### Dataset records:

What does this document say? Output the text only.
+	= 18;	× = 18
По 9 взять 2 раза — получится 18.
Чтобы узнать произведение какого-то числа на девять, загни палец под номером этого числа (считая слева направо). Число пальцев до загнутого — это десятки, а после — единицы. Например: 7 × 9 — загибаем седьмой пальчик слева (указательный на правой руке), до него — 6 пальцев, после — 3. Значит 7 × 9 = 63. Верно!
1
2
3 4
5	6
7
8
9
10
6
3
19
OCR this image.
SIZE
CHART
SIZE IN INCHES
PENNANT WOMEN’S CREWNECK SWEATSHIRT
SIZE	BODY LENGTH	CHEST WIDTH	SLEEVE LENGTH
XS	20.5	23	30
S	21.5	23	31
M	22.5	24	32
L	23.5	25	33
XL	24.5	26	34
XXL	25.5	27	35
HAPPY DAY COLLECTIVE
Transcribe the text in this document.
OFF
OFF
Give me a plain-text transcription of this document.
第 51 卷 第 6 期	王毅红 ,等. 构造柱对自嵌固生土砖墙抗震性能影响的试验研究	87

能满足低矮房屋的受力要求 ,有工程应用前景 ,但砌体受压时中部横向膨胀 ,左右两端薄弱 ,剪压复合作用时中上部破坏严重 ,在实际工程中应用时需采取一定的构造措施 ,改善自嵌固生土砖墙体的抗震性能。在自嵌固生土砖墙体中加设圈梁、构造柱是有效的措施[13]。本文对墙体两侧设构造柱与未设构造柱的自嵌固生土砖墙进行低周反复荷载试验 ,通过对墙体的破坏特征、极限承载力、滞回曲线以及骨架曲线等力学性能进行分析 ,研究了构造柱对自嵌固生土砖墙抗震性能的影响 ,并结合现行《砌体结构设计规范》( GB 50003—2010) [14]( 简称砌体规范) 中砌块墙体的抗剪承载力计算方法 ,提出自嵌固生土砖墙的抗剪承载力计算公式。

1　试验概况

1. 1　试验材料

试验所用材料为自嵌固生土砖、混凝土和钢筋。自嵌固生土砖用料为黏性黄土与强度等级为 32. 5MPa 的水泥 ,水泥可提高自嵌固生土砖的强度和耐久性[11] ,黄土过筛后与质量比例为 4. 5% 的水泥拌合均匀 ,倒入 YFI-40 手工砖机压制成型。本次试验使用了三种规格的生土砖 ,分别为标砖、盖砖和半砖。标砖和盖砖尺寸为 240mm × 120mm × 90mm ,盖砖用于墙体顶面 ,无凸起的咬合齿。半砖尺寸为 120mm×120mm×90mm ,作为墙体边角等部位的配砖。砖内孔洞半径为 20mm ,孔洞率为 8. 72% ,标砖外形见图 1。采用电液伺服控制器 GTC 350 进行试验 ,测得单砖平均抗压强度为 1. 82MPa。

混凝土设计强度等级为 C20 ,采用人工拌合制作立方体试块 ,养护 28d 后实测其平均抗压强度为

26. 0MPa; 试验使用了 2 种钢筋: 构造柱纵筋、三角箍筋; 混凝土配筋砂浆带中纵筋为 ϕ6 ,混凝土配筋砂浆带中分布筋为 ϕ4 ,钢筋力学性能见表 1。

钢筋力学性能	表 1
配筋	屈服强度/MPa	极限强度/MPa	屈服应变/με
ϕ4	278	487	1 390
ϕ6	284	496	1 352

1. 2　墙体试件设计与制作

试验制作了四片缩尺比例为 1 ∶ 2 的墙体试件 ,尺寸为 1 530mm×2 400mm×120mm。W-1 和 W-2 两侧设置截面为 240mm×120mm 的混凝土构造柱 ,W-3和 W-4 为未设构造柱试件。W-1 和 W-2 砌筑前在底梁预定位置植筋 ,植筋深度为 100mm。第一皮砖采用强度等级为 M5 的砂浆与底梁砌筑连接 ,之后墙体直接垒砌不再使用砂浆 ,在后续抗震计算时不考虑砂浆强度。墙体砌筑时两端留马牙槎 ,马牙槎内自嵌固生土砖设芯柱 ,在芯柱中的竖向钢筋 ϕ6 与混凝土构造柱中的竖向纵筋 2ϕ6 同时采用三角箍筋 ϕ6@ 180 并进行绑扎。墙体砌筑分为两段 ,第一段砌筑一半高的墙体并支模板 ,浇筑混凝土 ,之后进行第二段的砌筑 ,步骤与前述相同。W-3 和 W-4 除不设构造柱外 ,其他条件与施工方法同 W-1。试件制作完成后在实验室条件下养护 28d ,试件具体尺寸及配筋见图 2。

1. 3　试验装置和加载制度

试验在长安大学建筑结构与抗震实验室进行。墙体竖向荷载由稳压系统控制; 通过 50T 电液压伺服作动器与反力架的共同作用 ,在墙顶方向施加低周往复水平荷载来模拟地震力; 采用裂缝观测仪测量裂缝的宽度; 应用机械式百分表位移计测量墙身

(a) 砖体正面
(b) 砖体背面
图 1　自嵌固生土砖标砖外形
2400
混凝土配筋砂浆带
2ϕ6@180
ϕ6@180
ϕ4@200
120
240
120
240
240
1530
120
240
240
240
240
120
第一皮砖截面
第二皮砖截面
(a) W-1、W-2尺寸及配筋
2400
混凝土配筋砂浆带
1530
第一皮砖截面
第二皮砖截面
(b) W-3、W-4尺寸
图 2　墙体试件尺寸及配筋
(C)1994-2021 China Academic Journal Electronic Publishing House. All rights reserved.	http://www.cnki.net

### Exercise requirements:
Determine how many lines in the records contain "text", and reply with the number only.

### Complete response:
3